--- start MATERIAL ---

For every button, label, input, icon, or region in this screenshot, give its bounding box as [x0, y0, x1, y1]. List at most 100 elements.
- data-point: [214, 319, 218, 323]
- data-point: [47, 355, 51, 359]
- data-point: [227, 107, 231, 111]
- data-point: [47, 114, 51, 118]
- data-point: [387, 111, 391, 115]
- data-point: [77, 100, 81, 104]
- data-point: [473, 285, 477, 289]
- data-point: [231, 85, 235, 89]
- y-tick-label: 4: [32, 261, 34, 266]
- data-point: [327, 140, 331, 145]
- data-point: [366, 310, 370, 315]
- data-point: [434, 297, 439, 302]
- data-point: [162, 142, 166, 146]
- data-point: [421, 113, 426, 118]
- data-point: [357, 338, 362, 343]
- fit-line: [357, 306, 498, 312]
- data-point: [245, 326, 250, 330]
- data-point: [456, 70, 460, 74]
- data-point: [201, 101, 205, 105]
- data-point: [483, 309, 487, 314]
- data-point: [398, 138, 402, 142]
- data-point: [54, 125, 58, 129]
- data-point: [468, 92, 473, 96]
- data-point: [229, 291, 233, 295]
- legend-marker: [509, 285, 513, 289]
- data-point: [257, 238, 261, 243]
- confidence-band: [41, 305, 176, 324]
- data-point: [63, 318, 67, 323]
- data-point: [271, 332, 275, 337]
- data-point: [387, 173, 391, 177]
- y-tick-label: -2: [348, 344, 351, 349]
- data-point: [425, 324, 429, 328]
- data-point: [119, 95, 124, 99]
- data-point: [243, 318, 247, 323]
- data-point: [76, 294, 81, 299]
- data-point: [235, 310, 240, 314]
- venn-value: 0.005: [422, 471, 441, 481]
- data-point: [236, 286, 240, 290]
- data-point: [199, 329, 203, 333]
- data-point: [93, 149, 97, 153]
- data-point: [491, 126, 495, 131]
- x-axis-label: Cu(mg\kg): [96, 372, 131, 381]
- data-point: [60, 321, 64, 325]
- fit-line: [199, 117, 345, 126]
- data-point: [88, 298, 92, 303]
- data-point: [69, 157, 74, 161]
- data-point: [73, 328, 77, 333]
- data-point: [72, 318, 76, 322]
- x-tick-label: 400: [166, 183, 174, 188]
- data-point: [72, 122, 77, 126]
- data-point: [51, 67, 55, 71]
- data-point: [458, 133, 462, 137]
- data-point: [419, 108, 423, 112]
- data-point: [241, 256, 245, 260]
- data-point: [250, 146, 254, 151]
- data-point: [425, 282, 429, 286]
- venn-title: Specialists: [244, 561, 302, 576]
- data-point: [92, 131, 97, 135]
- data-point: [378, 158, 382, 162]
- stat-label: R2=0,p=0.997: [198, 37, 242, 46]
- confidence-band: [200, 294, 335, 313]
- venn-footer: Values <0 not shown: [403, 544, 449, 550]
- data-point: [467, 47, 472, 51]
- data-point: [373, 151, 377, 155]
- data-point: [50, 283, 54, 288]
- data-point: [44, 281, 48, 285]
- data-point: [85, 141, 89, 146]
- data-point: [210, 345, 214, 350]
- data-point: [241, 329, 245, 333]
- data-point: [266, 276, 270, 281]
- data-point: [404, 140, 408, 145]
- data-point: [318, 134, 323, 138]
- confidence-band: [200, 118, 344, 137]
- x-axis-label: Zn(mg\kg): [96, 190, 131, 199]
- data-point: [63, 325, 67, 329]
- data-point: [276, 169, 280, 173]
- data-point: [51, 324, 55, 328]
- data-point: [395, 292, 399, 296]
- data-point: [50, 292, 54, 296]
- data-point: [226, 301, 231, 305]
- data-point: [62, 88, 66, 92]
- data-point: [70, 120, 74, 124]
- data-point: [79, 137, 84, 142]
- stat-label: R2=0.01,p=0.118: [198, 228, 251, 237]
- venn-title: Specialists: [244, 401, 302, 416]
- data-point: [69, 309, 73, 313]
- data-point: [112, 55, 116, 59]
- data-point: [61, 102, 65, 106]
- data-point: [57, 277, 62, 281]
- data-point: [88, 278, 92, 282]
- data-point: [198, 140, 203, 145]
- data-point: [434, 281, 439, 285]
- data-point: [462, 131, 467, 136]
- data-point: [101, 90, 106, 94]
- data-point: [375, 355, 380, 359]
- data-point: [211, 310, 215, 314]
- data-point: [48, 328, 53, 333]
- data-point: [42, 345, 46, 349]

--- end MATERIAL ---

* WHAT TO PRODUCE
Reproduce every line of the records above word for word.

* SOLUTION TO THIS EXERCISE
For every button, label, input, icon, or region in this screenshot, give its bounding box as [x0, y0, x1, y1]. List at most 100 elements.
- data-point: [214, 319, 218, 323]
- data-point: [47, 355, 51, 359]
- data-point: [227, 107, 231, 111]
- data-point: [47, 114, 51, 118]
- data-point: [387, 111, 391, 115]
- data-point: [77, 100, 81, 104]
- data-point: [473, 285, 477, 289]
- data-point: [231, 85, 235, 89]
- y-tick-label: 4: [32, 261, 34, 266]
- data-point: [327, 140, 331, 145]
- data-point: [366, 310, 370, 315]
- data-point: [434, 297, 439, 302]
- data-point: [162, 142, 166, 146]
- data-point: [421, 113, 426, 118]
- data-point: [357, 338, 362, 343]
- fit-line: [357, 306, 498, 312]
- data-point: [245, 326, 250, 330]
- data-point: [456, 70, 460, 74]
- data-point: [201, 101, 205, 105]
- data-point: [483, 309, 487, 314]
- data-point: [398, 138, 402, 142]
- data-point: [54, 125, 58, 129]
- data-point: [468, 92, 473, 96]
- data-point: [229, 291, 233, 295]
- legend-marker: [509, 285, 513, 289]
- data-point: [257, 238, 261, 243]
- confidence-band: [41, 305, 176, 324]
- data-point: [63, 318, 67, 323]
- data-point: [271, 332, 275, 337]
- data-point: [387, 173, 391, 177]
- y-tick-label: -2: [348, 344, 351, 349]
- data-point: [425, 324, 429, 328]
- data-point: [119, 95, 124, 99]
- data-point: [243, 318, 247, 323]
- data-point: [76, 294, 81, 299]
- data-point: [235, 310, 240, 314]
- venn-value: 0.005: [422, 471, 441, 481]
- data-point: [236, 286, 240, 290]
- data-point: [199, 329, 203, 333]
- data-point: [93, 149, 97, 153]
- data-point: [491, 126, 495, 131]
- x-axis-label: Cu(mg\kg): [96, 372, 131, 381]
- data-point: [60, 321, 64, 325]
- fit-line: [199, 117, 345, 126]
- data-point: [88, 298, 92, 303]
- data-point: [69, 157, 74, 161]
- data-point: [73, 328, 77, 333]
- data-point: [72, 318, 76, 322]
- x-tick-label: 400: [166, 183, 174, 188]
- data-point: [72, 122, 77, 126]
- data-point: [51, 67, 55, 71]
- data-point: [458, 133, 462, 137]
- data-point: [419, 108, 423, 112]
- data-point: [241, 256, 245, 260]
- data-point: [250, 146, 254, 151]
- data-point: [425, 282, 429, 286]
- venn-title: Specialists: [244, 561, 302, 576]
- data-point: [92, 131, 97, 135]
- data-point: [378, 158, 382, 162]
- stat-label: R2=0,p=0.997: [198, 37, 242, 46]
- confidence-band: [200, 294, 335, 313]
- venn-footer: Values <0 not shown: [403, 544, 449, 550]
- data-point: [467, 47, 472, 51]
- data-point: [373, 151, 377, 155]
- data-point: [50, 283, 54, 288]
- data-point: [44, 281, 48, 285]
- data-point: [85, 141, 89, 146]
- data-point: [210, 345, 214, 350]
- data-point: [241, 329, 245, 333]
- data-point: [266, 276, 270, 281]
- data-point: [404, 140, 408, 145]
- data-point: [318, 134, 323, 138]
- confidence-band: [200, 118, 344, 137]
- x-axis-label: Zn(mg\kg): [96, 190, 131, 199]
- data-point: [63, 325, 67, 329]
- data-point: [276, 169, 280, 173]
- data-point: [51, 324, 55, 328]
- data-point: [395, 292, 399, 296]
- data-point: [50, 292, 54, 296]
- data-point: [226, 301, 231, 305]
- data-point: [62, 88, 66, 92]
- data-point: [70, 120, 74, 124]
- data-point: [79, 137, 84, 142]
- stat-label: R2=0.01,p=0.118: [198, 228, 251, 237]
- venn-title: Specialists: [244, 401, 302, 416]
- data-point: [69, 309, 73, 313]
- data-point: [112, 55, 116, 59]
- data-point: [61, 102, 65, 106]
- data-point: [57, 277, 62, 281]
- data-point: [88, 278, 92, 282]
- data-point: [198, 140, 203, 145]
- data-point: [434, 281, 439, 285]
- data-point: [462, 131, 467, 136]
- data-point: [101, 90, 106, 94]
- data-point: [375, 355, 380, 359]
- data-point: [211, 310, 215, 314]
- data-point: [48, 328, 53, 333]
- data-point: [42, 345, 46, 349]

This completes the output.